■ REQUIREMENTS: From the listing below, pick out each line with the word "JSON".

Collected data entries:
○ ○ ○
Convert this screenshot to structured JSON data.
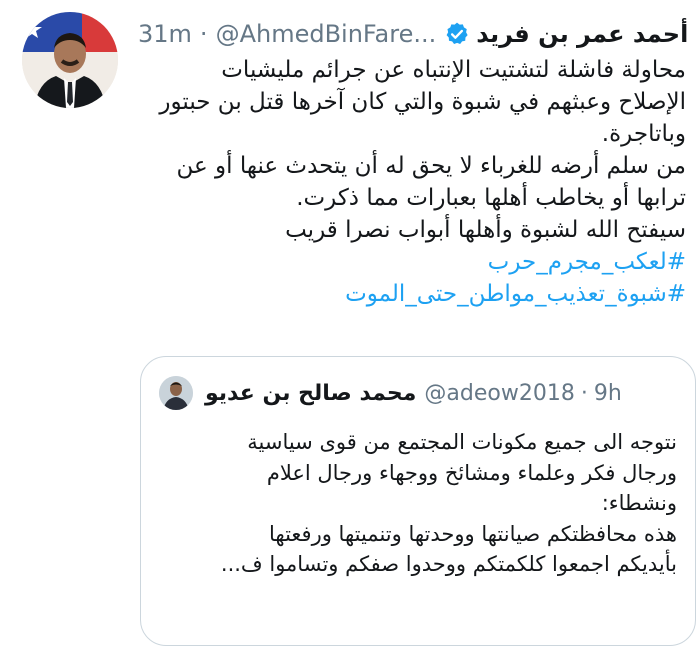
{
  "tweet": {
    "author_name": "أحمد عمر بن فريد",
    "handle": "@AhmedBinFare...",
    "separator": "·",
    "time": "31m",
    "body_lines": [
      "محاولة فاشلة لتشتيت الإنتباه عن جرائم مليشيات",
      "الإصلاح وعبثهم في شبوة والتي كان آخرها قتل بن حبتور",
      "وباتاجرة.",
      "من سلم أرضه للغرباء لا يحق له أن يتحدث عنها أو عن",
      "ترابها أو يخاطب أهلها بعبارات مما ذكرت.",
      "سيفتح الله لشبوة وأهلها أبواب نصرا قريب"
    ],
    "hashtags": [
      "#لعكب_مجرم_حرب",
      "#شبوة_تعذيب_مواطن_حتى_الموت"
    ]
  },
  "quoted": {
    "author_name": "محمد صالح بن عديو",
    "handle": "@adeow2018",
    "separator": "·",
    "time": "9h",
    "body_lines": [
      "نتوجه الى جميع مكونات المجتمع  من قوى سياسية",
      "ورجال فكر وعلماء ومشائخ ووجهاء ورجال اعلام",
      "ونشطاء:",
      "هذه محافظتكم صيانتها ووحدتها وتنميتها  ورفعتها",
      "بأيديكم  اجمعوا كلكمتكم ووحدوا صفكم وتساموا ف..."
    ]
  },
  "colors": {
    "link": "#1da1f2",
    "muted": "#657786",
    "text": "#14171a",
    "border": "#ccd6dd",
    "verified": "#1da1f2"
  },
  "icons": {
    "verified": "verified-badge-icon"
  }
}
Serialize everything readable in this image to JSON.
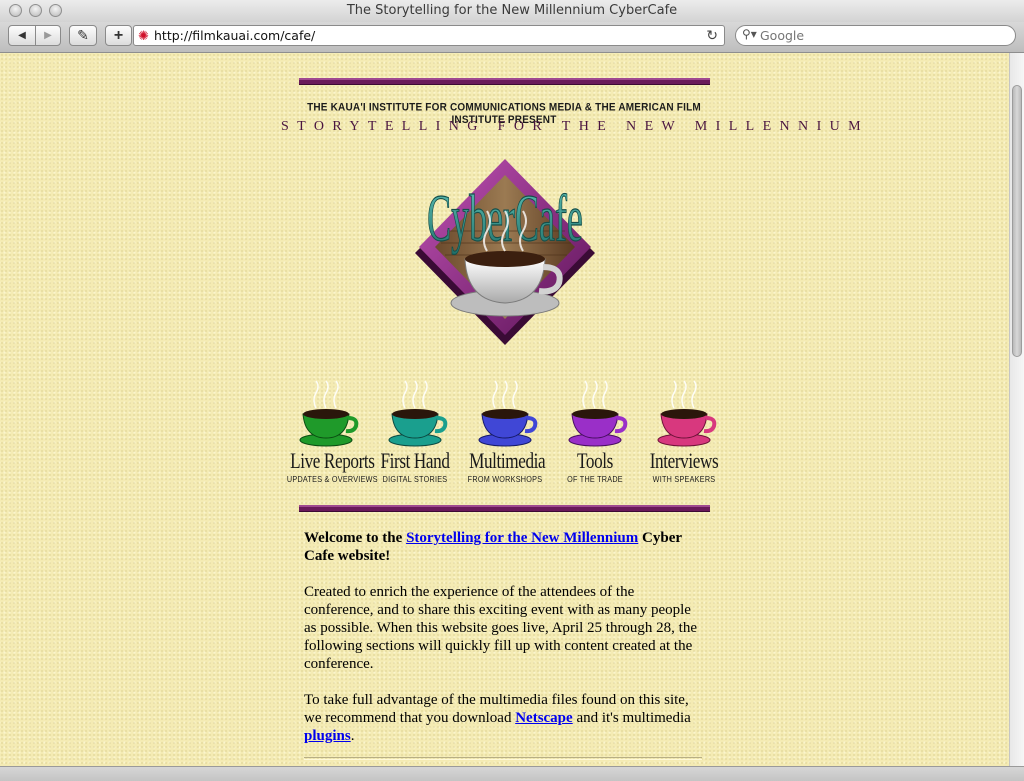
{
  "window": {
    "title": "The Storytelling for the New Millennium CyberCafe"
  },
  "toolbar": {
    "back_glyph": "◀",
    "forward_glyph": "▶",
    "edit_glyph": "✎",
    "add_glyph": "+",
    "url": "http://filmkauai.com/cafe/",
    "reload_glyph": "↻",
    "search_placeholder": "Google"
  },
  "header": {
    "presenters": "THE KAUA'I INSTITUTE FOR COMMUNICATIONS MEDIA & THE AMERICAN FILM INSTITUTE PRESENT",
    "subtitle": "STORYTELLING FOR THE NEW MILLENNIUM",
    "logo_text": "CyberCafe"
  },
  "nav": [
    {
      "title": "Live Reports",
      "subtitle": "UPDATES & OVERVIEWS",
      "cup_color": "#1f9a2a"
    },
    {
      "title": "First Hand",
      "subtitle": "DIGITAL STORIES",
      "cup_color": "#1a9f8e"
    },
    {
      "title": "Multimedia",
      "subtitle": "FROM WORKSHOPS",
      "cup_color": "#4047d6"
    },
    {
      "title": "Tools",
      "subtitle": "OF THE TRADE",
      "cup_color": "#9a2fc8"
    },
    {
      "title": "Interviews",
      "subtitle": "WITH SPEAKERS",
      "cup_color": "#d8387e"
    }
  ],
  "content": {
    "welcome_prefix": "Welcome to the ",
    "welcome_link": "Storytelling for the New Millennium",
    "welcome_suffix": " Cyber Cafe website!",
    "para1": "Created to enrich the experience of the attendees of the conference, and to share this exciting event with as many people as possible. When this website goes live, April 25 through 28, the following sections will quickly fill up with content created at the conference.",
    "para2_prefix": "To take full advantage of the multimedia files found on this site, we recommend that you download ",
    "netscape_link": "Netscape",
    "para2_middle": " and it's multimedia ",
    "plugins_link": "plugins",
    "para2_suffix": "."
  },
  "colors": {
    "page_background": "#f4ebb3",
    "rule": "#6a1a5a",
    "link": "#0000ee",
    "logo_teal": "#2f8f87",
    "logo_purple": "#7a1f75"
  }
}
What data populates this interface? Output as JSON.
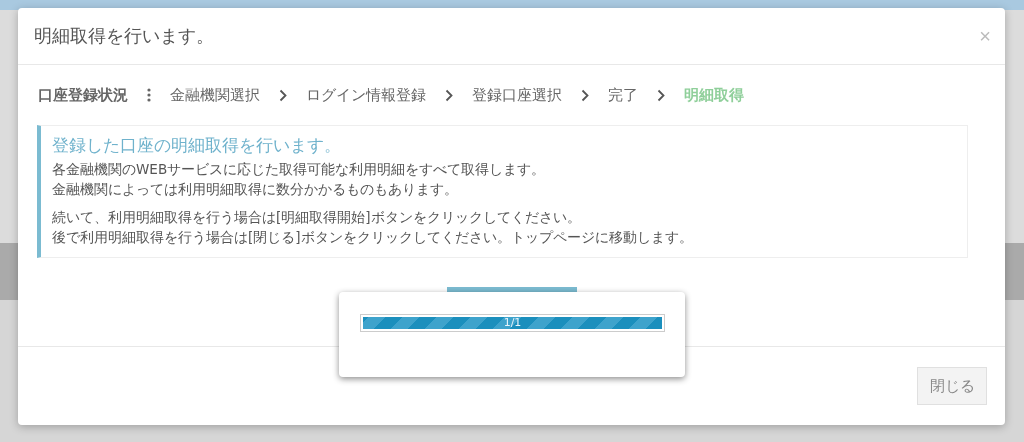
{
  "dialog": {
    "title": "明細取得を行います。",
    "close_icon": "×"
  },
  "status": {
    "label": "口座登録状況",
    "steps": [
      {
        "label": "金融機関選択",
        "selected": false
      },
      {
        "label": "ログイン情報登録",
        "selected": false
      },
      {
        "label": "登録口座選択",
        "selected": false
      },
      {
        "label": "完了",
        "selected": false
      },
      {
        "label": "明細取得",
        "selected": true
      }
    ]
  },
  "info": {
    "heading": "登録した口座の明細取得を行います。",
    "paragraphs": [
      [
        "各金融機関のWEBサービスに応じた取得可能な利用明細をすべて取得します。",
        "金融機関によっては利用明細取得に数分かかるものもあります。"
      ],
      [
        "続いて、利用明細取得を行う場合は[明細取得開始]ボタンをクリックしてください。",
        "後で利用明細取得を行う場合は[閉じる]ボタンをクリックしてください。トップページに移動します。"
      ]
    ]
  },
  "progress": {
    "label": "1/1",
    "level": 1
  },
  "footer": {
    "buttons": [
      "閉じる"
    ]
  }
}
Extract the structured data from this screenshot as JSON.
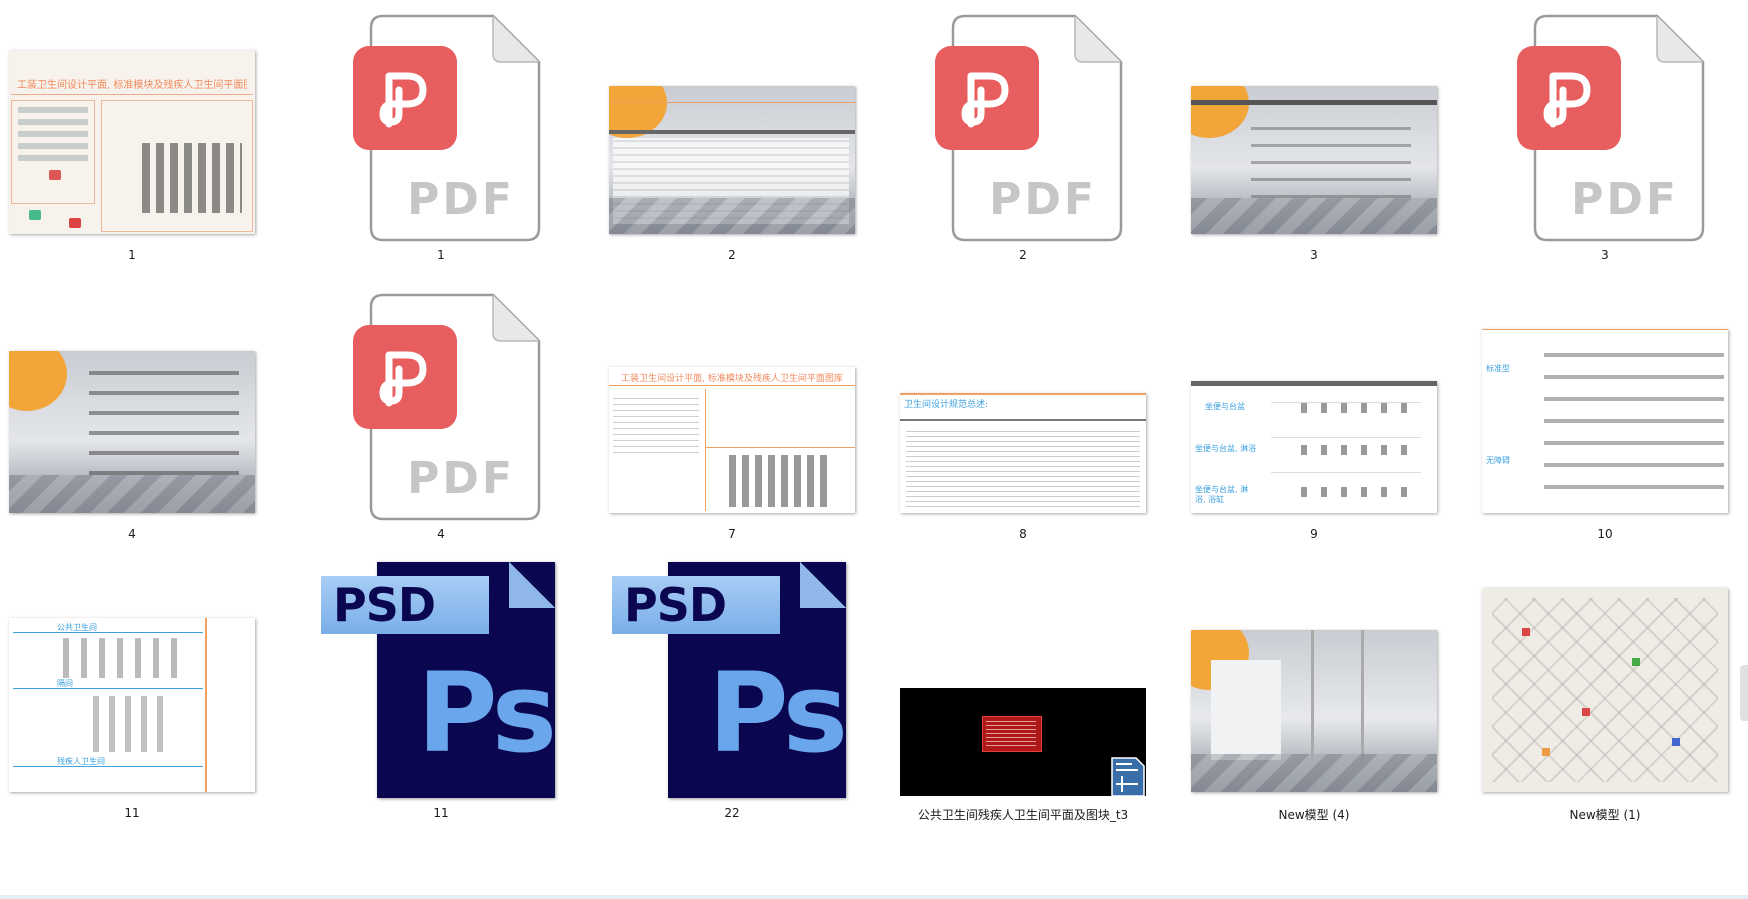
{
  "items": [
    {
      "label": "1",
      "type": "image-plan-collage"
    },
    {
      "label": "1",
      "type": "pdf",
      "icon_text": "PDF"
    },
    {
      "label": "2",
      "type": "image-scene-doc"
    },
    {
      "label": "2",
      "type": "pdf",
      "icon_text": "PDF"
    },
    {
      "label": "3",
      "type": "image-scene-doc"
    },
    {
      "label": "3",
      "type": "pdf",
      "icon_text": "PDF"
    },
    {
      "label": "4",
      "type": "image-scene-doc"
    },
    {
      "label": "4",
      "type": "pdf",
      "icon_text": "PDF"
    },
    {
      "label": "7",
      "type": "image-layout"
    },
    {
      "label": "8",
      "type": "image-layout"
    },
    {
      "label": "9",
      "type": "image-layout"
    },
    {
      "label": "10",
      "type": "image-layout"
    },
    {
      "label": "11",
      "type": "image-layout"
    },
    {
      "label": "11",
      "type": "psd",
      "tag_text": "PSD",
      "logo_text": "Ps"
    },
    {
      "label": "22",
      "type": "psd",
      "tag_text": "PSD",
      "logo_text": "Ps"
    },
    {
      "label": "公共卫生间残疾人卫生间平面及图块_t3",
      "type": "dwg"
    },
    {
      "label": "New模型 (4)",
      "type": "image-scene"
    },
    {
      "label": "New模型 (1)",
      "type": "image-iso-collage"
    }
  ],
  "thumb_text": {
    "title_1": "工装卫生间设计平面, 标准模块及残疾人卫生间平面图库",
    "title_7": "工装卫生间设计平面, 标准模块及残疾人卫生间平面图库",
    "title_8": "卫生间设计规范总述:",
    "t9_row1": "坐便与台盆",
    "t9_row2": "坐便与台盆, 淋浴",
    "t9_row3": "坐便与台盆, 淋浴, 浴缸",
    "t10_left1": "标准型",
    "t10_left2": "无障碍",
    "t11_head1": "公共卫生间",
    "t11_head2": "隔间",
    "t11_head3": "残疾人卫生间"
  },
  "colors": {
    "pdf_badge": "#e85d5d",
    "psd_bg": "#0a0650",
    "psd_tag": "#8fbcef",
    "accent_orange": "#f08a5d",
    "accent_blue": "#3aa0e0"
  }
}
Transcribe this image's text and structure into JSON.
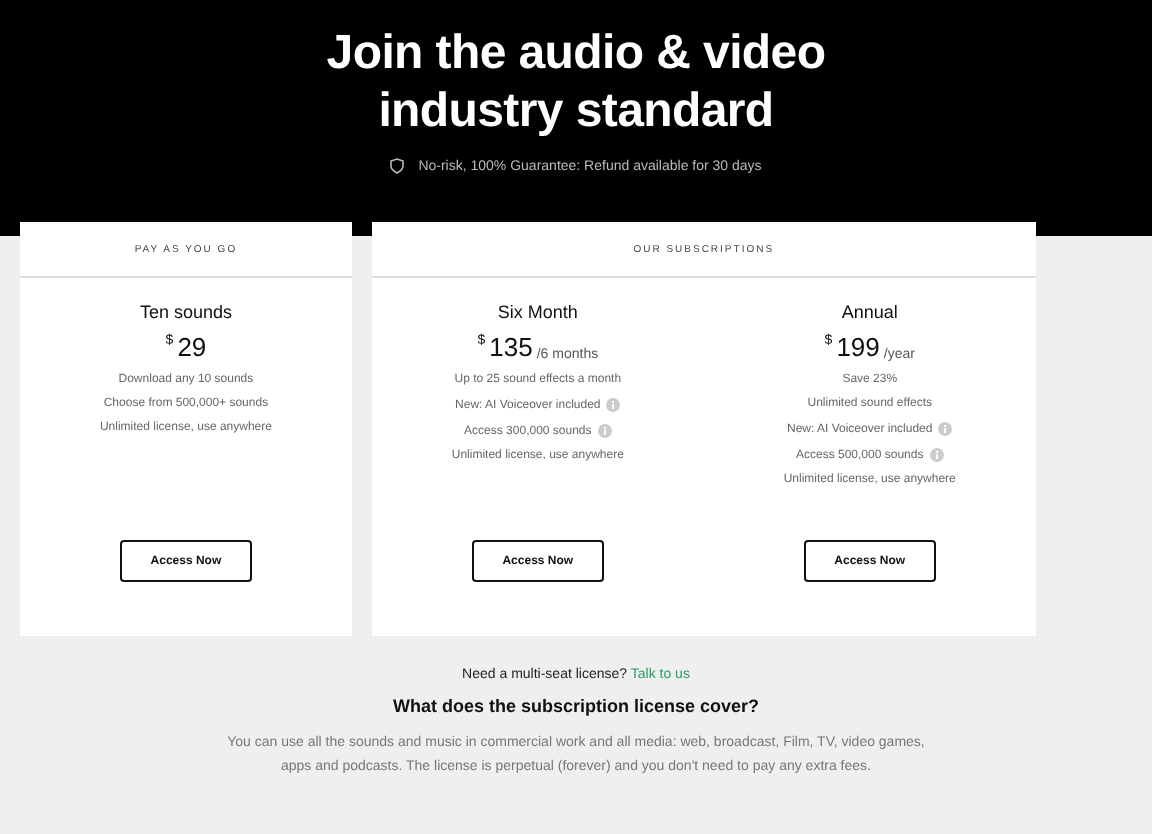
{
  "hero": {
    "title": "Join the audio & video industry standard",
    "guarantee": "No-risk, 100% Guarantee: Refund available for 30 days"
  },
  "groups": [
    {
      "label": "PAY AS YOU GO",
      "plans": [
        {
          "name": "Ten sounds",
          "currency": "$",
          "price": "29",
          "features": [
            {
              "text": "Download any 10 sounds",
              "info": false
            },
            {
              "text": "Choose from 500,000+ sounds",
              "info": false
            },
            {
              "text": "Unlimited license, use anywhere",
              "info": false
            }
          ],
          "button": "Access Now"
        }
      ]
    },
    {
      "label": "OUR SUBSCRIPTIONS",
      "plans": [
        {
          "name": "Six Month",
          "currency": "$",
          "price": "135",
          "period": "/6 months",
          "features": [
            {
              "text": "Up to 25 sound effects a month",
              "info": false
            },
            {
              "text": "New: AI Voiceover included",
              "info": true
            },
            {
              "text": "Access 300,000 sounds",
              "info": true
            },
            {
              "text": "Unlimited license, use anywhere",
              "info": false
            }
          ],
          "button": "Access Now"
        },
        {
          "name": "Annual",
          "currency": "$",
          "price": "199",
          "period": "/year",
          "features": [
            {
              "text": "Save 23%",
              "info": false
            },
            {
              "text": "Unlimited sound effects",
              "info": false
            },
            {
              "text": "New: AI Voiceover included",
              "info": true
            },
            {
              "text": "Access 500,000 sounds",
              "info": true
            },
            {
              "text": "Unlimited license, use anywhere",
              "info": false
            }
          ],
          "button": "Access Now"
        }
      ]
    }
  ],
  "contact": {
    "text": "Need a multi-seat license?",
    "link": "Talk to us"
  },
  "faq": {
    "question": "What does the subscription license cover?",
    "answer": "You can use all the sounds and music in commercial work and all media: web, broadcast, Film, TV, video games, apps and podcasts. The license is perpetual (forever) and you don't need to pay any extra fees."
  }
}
○ ○ ○
■ RESULT:
Convert this screenshot to structured JSON data.
Serialize everything readable in this image to JSON.
What data populates this interface? Output as JSON.
Extract the structured data from this screenshot as JSON.
Transcribe this image's text and structure into JSON.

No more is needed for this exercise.